**Exercise**
Search the material for the string "Produktion", then return every line where it is found.

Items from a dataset
[start]
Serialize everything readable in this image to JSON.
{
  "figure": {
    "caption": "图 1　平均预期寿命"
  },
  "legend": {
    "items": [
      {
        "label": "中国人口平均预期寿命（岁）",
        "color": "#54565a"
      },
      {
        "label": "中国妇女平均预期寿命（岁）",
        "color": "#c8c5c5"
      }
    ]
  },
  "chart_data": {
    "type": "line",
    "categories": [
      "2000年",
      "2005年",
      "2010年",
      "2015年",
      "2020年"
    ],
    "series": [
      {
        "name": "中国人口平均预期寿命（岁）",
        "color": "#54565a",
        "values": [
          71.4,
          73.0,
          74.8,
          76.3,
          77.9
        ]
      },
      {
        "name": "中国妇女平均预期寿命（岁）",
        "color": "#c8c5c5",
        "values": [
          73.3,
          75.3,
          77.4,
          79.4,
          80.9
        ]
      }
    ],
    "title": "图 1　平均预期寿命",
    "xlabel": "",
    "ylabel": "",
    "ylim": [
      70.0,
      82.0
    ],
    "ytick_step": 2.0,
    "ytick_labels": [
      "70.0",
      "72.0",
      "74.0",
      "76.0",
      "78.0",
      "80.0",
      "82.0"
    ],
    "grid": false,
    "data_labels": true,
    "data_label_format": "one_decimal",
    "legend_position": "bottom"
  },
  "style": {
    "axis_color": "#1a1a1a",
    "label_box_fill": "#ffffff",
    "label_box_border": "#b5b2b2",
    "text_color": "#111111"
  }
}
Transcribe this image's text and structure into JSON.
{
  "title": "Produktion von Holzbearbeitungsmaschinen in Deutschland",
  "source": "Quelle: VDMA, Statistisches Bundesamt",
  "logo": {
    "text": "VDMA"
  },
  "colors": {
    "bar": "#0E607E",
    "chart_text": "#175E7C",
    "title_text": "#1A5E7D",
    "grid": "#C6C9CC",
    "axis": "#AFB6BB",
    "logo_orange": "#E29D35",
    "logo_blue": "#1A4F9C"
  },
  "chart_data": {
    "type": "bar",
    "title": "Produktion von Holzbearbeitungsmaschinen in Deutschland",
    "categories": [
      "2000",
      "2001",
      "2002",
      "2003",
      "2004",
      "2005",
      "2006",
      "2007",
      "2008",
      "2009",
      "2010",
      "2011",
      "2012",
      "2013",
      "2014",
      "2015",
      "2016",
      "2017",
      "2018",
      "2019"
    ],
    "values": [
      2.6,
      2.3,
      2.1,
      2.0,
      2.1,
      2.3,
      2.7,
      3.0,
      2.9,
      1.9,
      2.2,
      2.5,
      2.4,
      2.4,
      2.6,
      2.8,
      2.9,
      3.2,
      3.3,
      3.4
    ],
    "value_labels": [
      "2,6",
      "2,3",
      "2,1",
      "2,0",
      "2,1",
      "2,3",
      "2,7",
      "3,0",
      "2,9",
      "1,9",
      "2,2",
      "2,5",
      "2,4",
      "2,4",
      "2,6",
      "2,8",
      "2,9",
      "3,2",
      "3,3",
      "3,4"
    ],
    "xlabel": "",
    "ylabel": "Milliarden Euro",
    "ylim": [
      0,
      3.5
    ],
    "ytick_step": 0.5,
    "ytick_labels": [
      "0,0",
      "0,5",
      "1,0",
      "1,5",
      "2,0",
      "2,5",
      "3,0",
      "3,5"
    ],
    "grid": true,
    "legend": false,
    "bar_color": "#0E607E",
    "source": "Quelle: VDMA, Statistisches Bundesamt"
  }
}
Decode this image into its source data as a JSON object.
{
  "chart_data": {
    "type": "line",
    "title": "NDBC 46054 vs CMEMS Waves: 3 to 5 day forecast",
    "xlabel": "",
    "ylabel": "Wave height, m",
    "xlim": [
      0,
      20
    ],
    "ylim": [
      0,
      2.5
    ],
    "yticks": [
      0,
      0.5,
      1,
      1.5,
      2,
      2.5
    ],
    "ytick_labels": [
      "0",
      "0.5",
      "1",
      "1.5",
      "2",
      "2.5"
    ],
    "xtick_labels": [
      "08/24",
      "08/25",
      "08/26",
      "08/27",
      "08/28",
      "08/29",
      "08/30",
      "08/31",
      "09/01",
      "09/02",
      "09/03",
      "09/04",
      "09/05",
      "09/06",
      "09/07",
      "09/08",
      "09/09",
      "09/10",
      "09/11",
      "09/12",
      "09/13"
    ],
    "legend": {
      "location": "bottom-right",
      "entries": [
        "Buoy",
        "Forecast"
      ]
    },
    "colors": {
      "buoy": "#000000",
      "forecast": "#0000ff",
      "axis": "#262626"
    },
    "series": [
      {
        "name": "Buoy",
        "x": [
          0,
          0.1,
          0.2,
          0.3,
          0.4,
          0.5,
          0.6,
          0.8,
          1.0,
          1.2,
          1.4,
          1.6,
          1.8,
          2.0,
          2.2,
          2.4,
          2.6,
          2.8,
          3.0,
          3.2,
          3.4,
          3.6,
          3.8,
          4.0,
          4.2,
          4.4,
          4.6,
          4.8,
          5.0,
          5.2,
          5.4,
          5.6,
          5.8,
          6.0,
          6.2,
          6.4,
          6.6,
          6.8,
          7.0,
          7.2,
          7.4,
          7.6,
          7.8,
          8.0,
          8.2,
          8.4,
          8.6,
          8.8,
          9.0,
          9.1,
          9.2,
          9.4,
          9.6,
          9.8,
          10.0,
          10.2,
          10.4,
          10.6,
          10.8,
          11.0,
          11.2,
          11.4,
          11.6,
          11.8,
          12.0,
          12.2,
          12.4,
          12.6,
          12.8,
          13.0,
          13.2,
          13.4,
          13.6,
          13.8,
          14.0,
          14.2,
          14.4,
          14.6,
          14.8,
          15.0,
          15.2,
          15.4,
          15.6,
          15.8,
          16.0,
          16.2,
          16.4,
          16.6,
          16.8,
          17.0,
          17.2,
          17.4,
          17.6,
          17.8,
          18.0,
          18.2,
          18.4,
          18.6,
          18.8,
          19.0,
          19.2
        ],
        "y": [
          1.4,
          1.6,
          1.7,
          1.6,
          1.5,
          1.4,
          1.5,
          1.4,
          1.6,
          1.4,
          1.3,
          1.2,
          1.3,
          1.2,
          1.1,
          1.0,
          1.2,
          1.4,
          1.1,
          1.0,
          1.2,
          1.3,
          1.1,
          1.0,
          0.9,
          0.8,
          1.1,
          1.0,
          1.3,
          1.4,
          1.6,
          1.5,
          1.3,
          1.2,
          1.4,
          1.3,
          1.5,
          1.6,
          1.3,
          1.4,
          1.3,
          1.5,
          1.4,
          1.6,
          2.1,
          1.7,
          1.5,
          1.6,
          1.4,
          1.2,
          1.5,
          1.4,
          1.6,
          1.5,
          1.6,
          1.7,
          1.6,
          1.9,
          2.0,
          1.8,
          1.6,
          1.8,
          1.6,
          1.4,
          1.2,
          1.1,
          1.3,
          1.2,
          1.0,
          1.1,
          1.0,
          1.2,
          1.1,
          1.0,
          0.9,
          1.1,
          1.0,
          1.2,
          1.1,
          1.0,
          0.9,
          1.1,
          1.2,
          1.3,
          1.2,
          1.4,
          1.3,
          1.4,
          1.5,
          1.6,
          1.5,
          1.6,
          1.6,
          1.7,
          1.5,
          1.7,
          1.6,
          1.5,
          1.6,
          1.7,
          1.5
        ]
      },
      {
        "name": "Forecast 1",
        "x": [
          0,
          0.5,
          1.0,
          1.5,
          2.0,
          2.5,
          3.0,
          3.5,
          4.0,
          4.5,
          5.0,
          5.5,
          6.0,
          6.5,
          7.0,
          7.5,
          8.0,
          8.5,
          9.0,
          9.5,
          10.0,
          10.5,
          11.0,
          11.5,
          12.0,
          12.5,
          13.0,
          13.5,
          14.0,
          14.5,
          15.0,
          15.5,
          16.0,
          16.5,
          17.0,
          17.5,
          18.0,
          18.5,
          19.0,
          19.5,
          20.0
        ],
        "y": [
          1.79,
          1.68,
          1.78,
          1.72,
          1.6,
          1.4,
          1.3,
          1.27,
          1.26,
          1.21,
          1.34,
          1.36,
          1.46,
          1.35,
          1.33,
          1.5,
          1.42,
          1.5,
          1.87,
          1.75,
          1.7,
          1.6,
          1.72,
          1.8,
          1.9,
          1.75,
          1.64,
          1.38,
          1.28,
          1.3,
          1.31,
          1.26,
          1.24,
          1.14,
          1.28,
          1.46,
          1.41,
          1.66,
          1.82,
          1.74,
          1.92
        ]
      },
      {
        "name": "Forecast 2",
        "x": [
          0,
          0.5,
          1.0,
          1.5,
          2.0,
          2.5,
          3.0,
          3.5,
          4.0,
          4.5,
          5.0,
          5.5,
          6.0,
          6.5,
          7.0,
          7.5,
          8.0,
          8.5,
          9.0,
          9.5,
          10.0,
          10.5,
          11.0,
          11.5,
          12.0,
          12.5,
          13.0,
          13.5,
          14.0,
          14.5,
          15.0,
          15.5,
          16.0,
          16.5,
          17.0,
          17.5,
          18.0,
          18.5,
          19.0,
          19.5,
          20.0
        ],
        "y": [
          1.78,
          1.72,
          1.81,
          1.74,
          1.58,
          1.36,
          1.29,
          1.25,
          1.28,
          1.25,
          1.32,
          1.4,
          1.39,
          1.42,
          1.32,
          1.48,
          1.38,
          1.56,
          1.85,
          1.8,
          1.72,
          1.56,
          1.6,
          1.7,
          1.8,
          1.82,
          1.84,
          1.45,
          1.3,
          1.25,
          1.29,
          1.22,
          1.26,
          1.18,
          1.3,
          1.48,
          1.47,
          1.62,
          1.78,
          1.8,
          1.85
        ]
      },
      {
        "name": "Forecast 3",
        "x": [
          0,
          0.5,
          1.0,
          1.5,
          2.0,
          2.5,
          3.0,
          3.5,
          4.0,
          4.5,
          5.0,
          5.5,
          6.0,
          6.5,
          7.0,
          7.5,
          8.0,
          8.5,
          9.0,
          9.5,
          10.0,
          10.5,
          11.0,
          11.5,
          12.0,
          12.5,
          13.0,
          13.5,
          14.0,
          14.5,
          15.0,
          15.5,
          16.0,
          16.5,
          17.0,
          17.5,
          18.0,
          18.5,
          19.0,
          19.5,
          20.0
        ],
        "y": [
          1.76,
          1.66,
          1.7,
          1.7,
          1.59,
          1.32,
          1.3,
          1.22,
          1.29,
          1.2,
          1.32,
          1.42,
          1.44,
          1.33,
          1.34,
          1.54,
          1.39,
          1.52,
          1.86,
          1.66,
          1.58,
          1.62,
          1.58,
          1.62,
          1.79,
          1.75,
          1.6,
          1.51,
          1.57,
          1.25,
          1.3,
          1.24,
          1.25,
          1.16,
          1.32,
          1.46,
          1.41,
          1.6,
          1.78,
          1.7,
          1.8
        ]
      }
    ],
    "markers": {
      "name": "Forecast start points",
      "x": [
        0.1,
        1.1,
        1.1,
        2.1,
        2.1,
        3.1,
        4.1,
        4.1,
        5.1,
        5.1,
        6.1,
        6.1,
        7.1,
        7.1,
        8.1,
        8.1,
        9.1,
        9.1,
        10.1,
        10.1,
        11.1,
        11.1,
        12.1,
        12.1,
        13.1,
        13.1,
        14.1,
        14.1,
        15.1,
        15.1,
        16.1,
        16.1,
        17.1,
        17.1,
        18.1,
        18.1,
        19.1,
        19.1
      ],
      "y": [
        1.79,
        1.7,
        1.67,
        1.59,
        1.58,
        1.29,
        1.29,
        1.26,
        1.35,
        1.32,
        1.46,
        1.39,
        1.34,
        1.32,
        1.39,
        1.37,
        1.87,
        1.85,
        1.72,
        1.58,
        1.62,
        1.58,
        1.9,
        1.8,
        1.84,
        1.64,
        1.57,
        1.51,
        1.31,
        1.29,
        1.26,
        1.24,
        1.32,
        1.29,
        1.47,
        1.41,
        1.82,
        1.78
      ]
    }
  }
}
[end]
**Solved problem**
  "title": "Produktion von Holzbearbeitungsmaschinen in Deutschland",
    "title": "Produktion von Holzbearbeitungsmaschinen in Deutschland",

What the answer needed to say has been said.